## SET PROBLEM
State how many lines of the listing below include the word "Gurini". Give only the number.

## Begin GIVEN RECORDS

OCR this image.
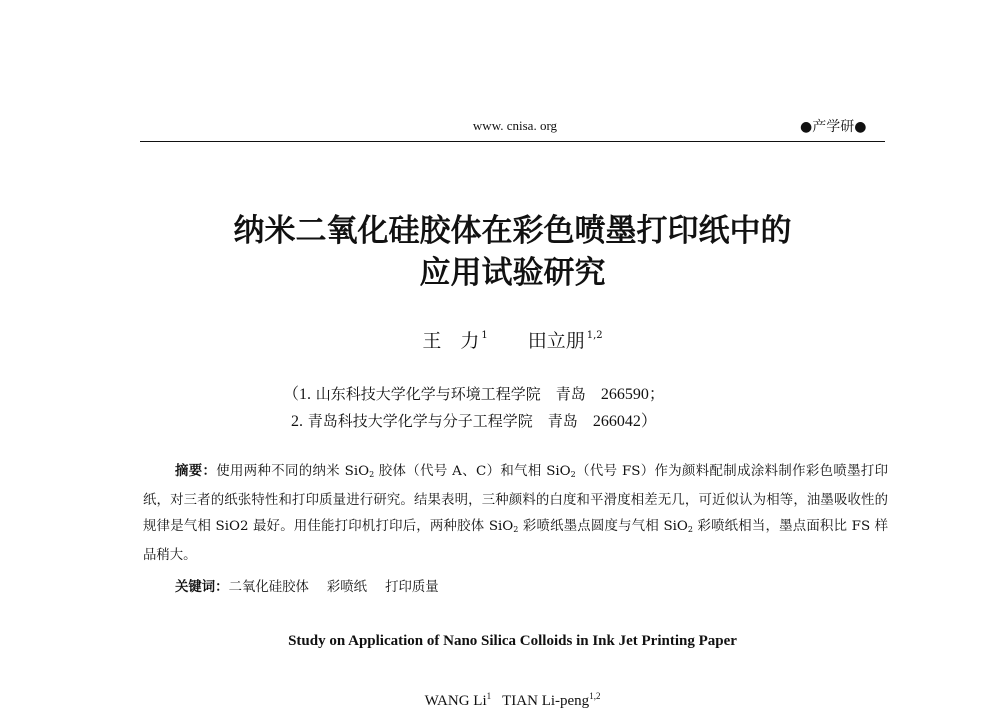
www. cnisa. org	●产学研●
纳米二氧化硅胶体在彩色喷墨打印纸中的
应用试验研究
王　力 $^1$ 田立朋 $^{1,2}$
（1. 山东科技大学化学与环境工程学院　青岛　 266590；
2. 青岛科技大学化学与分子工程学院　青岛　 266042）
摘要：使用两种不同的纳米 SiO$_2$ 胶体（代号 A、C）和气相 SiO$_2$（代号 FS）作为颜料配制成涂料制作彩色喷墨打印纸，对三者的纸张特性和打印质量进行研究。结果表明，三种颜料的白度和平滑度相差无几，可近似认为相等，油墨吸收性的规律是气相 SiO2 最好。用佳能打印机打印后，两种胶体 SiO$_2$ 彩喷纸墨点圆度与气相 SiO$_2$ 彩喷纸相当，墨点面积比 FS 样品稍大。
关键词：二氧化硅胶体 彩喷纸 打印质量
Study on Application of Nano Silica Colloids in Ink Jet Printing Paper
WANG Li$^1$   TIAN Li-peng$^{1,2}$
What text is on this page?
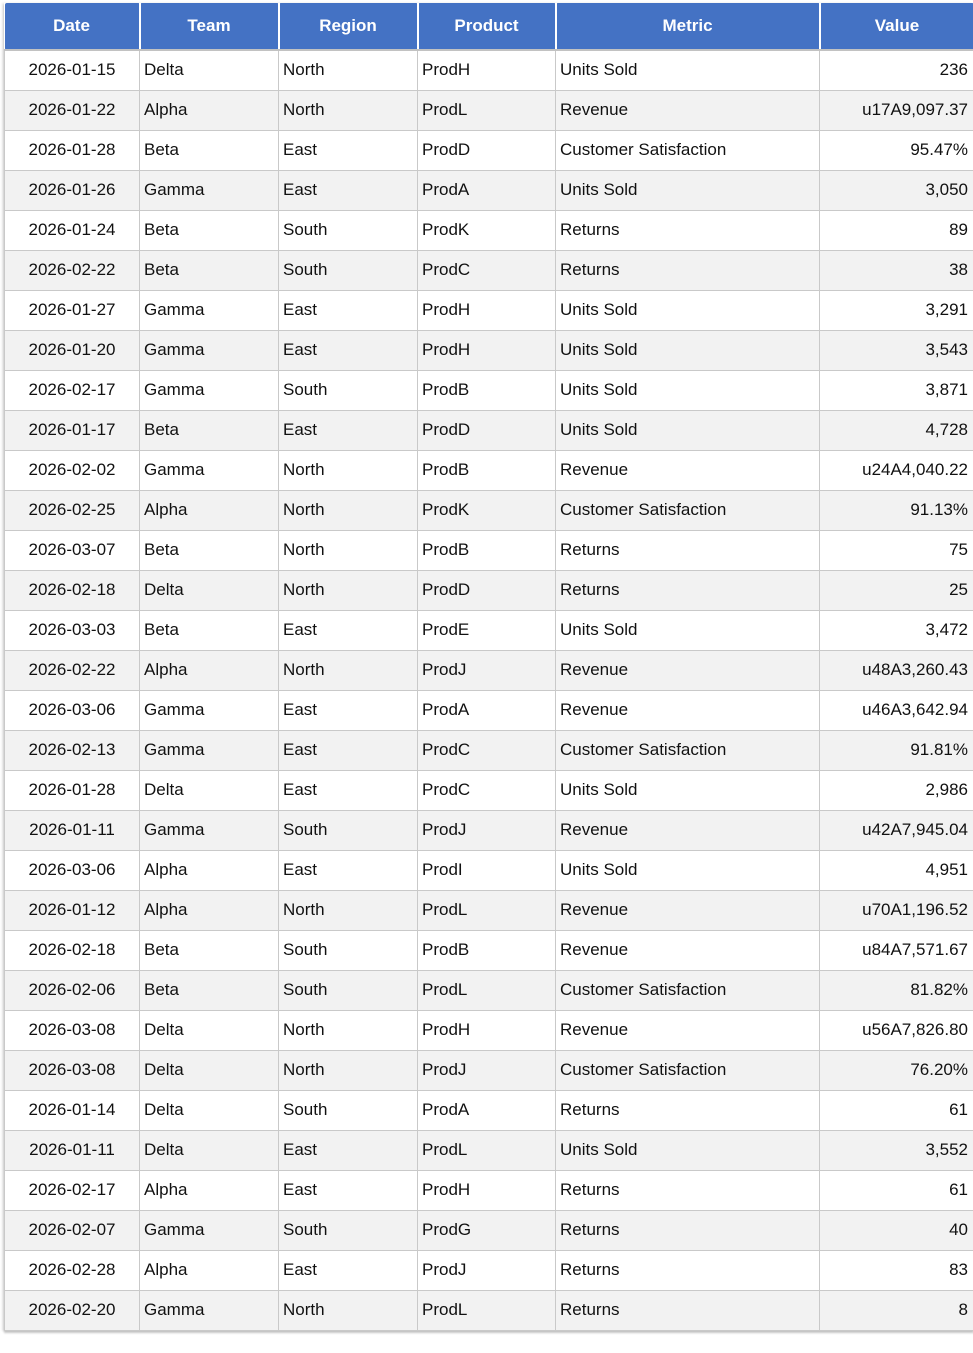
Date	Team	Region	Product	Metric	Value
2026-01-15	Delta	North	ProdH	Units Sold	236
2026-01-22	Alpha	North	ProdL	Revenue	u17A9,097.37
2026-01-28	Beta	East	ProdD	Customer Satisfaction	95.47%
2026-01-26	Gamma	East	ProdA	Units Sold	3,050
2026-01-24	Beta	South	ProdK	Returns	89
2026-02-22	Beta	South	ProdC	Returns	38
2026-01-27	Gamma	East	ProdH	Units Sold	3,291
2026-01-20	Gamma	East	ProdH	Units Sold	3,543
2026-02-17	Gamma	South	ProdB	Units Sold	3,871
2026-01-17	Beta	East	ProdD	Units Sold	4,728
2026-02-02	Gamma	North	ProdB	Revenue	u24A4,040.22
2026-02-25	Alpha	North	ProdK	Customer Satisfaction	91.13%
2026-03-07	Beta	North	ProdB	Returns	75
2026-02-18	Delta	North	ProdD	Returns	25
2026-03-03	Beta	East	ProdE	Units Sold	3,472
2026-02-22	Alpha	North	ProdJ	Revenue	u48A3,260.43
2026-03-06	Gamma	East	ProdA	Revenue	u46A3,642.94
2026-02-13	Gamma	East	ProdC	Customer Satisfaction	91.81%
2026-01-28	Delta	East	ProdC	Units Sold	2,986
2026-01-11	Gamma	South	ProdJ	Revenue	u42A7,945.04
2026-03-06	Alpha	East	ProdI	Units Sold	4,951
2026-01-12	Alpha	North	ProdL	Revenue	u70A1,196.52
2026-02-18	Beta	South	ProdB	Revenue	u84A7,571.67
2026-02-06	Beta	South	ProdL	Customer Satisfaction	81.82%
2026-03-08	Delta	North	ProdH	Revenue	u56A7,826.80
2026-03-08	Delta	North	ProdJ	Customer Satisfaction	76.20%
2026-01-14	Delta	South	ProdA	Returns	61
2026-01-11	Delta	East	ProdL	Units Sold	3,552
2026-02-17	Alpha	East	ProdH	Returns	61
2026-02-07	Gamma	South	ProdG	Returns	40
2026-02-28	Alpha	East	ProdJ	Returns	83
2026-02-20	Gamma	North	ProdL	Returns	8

## End GIVEN RECORDS
## Begin GIVEN RECORDS

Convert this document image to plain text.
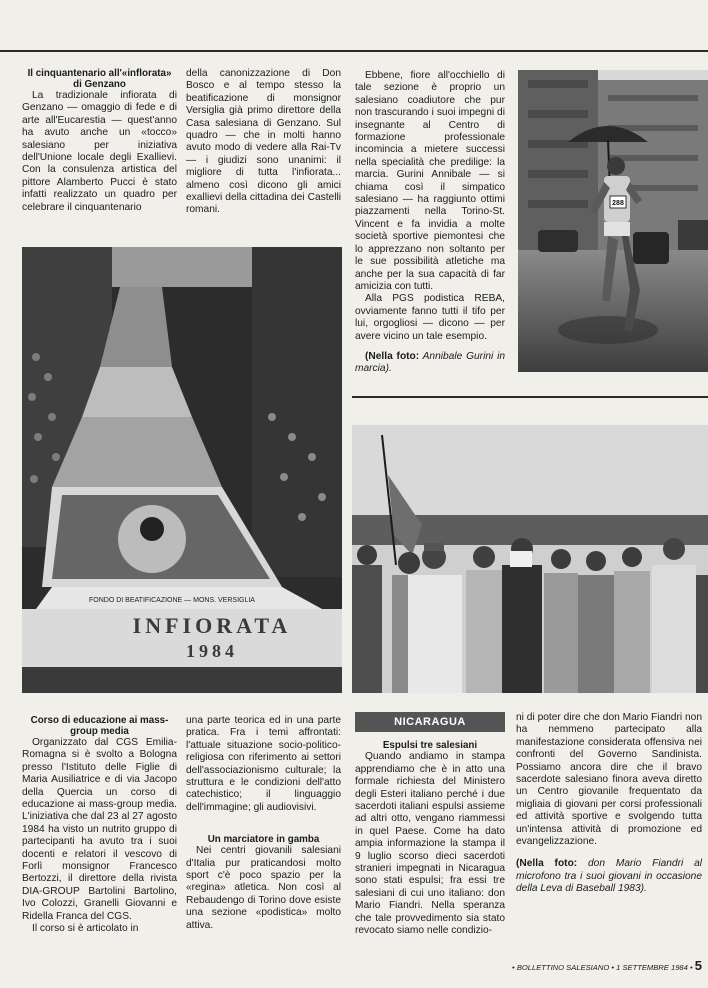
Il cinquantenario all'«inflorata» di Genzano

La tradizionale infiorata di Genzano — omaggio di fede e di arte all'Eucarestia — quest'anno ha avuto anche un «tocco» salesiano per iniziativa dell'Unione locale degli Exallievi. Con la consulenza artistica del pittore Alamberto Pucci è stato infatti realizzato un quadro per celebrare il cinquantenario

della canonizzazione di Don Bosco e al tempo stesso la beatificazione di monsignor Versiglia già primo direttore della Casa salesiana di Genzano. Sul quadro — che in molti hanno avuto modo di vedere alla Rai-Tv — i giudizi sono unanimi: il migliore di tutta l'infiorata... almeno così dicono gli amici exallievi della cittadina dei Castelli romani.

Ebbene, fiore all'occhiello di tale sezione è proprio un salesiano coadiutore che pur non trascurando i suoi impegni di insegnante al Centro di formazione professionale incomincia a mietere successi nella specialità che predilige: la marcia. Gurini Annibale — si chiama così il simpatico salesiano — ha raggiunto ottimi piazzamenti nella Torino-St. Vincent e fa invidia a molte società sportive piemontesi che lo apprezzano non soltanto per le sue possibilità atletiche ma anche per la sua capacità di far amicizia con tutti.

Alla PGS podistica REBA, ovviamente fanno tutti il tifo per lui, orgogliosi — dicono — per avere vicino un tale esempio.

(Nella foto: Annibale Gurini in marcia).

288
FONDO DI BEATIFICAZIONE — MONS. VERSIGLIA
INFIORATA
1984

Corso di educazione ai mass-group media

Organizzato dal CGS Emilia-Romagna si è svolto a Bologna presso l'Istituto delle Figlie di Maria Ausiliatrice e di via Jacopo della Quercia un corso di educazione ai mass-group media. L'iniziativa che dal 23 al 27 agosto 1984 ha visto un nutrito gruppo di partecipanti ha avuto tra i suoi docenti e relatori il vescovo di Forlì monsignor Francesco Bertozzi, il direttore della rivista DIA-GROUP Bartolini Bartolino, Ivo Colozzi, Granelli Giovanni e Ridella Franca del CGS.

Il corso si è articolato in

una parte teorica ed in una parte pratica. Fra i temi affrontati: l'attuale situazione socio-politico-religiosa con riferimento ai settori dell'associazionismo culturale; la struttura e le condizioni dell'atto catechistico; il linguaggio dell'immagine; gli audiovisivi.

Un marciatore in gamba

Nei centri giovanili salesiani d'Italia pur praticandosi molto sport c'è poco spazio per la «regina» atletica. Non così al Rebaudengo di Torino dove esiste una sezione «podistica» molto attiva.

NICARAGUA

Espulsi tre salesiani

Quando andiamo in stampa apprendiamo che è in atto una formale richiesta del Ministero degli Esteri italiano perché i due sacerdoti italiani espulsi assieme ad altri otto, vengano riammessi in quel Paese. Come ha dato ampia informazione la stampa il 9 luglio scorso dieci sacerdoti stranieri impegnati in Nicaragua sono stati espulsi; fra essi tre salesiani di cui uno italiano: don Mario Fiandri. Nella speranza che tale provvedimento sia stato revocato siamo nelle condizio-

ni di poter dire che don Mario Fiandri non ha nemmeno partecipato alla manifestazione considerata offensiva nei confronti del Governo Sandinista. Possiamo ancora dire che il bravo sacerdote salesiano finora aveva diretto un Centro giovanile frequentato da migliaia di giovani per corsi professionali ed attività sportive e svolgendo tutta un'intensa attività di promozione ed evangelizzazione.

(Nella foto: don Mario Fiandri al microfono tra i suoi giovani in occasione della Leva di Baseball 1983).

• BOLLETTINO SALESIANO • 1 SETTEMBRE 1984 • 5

## End GIVEN RECORDS
## Begin GIVEN RECORDS

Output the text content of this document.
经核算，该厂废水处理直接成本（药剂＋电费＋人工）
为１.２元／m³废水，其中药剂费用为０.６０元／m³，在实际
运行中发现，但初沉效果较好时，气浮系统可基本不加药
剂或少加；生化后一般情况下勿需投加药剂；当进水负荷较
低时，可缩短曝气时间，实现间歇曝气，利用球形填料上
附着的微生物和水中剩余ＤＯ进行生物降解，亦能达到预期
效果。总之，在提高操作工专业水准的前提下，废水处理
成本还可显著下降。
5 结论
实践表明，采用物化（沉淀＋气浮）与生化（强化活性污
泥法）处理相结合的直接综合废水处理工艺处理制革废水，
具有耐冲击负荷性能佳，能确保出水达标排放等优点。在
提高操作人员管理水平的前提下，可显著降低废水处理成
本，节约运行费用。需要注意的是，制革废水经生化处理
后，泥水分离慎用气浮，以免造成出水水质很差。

## End GIVEN RECORDS

## RESULT FOR THIS TASK
2